- The task: Can you write out all of the material below, word for word?

************

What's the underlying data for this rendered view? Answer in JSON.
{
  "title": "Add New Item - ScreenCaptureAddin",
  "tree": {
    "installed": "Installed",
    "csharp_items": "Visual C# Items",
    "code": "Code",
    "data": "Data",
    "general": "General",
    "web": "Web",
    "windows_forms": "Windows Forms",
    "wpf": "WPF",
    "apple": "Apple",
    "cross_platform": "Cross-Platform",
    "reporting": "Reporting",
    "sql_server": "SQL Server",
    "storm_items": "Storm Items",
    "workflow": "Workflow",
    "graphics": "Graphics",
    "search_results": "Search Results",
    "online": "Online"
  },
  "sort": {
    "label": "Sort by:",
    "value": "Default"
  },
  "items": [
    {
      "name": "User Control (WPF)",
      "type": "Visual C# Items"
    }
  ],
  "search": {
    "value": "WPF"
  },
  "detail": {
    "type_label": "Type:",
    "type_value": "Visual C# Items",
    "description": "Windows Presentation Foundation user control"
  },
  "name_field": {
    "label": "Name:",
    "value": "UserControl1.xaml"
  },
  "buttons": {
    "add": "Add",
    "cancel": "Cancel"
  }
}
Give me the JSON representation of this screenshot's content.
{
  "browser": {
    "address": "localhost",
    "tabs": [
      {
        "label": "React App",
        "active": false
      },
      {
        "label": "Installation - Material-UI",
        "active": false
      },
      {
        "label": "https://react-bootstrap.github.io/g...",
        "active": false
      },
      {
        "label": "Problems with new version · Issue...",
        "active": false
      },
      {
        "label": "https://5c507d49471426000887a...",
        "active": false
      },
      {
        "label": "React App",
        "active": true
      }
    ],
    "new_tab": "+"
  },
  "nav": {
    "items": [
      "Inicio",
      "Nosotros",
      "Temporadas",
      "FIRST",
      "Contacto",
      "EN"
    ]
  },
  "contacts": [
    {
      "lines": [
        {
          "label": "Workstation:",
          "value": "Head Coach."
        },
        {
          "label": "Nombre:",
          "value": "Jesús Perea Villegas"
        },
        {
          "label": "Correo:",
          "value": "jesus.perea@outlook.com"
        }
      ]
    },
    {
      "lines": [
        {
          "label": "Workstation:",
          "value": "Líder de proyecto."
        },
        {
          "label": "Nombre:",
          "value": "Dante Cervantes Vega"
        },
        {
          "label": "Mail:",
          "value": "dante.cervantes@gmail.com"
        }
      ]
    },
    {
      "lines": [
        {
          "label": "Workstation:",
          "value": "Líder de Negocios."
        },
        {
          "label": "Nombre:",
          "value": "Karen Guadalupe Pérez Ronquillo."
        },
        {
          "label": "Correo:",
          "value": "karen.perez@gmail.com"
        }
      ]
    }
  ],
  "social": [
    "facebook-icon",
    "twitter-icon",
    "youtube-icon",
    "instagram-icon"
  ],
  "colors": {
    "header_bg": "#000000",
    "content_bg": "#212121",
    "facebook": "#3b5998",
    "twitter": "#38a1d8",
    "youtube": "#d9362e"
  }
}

************

- Exercise answer:
What's the underlying data for this rendered view? Answer in JSON.
{
  "title": "Add New Item - ScreenCaptureAddin",
  "tree": {
    "installed": "Installed",
    "csharp_items": "Visual C# Items",
    "code": "Code",
    "data": "Data",
    "general": "General",
    "web": "Web",
    "windows_forms": "Windows Forms",
    "wpf": "WPF",
    "apple": "Apple",
    "cross_platform": "Cross-Platform",
    "reporting": "Reporting",
    "sql_server": "SQL Server",
    "storm_items": "Storm Items",
    "workflow": "Workflow",
    "graphics": "Graphics",
    "search_results": "Search Results",
    "online": "Online"
  },
  "sort": {
    "label": "Sort by:",
    "value": "Default"
  },
  "items": [
    {
      "name": "User Control (WPF)",
      "type": "Visual C# Items"
    }
  ],
  "search": {
    "value": "WPF"
  },
  "detail": {
    "type_label": "Type:",
    "type_value": "Visual C# Items",
    "description": "Windows Presentation Foundation user control"
  },
  "name_field": {
    "label": "Name:",
    "value": "UserControl1.xaml"
  },
  "buttons": {
    "add": "Add",
    "cancel": "Cancel"
  }
}
Give me the JSON representation of this screenshot's content.
{
  "browser": {
    "address": "localhost",
    "tabs": [
      {
        "label": "React App",
        "active": false
      },
      {
        "label": "Installation - Material-UI",
        "active": false
      },
      {
        "label": "https://react-bootstrap.github.io/g...",
        "active": false
      },
      {
        "label": "Problems with new version · Issue...",
        "active": false
      },
      {
        "label": "https://5c507d49471426000887a...",
        "active": false
      },
      {
        "label": "React App",
        "active": true
      }
    ],
    "new_tab": "+"
  },
  "nav": {
    "items": [
      "Inicio",
      "Nosotros",
      "Temporadas",
      "FIRST",
      "Contacto",
      "EN"
    ]
  },
  "contacts": [
    {
      "lines": [
        {
          "label": "Workstation:",
          "value": "Head Coach."
        },
        {
          "label": "Nombre:",
          "value": "Jesús Perea Villegas"
        },
        {
          "label": "Correo:",
          "value": "jesus.perea@outlook.com"
        }
      ]
    },
    {
      "lines": [
        {
          "label": "Workstation:",
          "value": "Líder de proyecto."
        },
        {
          "label": "Nombre:",
          "value": "Dante Cervantes Vega"
        },
        {
          "label": "Mail:",
          "value": "dante.cervantes@gmail.com"
        }
      ]
    },
    {
      "lines": [
        {
          "label": "Workstation:",
          "value": "Líder de Negocios."
        },
        {
          "label": "Nombre:",
          "value": "Karen Guadalupe Pérez Ronquillo."
        },
        {
          "label": "Correo:",
          "value": "karen.perez@gmail.com"
        }
      ]
    }
  ],
  "social": [
    "facebook-icon",
    "twitter-icon",
    "youtube-icon",
    "instagram-icon"
  ],
  "colors": {
    "header_bg": "#000000",
    "content_bg": "#212121",
    "facebook": "#3b5998",
    "twitter": "#38a1d8",
    "youtube": "#d9362e"
  }
}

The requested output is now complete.